WRITTEN PROBLEM =>
In the listing that follows, how many lines contain the string "Marketing"? Provide only the number.

** Start of PROVIDED DATA **

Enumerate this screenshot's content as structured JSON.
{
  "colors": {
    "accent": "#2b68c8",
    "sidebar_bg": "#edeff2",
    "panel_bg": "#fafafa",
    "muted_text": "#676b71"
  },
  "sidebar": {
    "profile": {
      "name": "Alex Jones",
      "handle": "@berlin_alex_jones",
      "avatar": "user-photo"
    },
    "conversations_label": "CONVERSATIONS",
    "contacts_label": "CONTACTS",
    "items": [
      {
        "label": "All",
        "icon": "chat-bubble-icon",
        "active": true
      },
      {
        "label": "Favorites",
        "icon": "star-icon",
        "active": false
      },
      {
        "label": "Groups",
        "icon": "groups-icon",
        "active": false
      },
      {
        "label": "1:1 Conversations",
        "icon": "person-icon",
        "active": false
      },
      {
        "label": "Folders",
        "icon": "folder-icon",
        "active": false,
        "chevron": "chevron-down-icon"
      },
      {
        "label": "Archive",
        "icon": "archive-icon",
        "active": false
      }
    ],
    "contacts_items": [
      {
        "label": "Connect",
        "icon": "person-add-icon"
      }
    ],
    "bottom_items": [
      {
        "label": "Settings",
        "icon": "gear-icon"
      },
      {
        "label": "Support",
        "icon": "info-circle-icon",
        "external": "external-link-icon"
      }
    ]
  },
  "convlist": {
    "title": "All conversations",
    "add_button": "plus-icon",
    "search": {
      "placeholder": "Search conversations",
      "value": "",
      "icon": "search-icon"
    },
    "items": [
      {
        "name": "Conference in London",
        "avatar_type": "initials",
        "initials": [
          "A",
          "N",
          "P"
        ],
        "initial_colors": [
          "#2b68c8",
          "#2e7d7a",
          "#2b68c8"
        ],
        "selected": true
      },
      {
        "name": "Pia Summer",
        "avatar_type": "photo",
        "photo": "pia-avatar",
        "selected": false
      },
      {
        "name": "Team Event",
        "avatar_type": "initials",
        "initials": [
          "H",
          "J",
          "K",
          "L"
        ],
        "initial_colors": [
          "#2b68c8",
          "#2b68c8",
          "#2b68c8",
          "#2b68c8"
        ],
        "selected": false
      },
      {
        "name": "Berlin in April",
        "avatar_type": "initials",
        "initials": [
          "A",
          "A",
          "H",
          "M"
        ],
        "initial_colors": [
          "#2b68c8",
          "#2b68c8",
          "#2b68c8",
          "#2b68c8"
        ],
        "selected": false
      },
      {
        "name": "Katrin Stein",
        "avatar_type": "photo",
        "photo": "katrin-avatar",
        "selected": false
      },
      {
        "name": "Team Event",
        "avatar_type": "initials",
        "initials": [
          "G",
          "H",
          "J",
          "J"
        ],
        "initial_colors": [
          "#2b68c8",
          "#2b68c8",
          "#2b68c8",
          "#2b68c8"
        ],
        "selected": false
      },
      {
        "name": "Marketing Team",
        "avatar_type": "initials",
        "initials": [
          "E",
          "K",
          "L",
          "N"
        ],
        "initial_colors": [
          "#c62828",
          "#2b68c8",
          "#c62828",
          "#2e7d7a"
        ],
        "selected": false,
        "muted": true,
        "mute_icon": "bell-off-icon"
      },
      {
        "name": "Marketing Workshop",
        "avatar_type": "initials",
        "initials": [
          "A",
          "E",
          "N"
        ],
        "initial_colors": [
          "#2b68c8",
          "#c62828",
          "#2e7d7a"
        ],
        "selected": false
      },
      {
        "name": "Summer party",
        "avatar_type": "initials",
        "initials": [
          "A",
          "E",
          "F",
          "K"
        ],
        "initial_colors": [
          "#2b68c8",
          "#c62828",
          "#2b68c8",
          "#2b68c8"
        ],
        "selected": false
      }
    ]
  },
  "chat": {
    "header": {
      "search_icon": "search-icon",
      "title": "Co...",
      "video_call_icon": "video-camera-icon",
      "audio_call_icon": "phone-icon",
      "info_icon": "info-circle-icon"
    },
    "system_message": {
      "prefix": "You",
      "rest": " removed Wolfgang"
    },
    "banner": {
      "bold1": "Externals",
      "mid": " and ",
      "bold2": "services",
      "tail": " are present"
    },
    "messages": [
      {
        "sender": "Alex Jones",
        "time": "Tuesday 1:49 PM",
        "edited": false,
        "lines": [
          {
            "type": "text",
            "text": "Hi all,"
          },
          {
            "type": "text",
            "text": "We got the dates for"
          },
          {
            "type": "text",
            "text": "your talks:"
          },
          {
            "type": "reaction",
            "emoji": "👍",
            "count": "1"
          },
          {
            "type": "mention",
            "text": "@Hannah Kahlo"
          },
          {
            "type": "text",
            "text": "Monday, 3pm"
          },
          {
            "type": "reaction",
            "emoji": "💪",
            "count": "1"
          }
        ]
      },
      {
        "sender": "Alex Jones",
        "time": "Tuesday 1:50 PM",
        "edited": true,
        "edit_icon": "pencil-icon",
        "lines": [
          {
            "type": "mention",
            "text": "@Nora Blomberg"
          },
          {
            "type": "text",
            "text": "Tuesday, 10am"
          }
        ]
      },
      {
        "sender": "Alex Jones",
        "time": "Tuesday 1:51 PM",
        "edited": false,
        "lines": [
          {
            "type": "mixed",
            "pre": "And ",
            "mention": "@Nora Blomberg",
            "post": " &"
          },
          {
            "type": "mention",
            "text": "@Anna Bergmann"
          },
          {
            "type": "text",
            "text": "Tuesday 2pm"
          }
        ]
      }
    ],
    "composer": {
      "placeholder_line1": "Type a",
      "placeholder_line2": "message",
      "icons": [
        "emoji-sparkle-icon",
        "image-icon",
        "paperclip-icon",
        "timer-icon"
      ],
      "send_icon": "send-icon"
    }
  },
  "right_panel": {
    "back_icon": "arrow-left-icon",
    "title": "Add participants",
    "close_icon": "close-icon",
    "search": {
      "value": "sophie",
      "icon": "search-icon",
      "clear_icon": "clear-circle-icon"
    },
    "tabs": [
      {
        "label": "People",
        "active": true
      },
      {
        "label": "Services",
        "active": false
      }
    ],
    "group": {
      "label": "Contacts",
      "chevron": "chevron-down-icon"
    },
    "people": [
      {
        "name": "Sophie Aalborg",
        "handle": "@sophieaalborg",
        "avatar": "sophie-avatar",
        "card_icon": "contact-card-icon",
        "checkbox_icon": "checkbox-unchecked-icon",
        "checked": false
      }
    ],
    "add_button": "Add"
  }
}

** End of PROVIDED DATA **

EXERCISE OUTPUT =>
2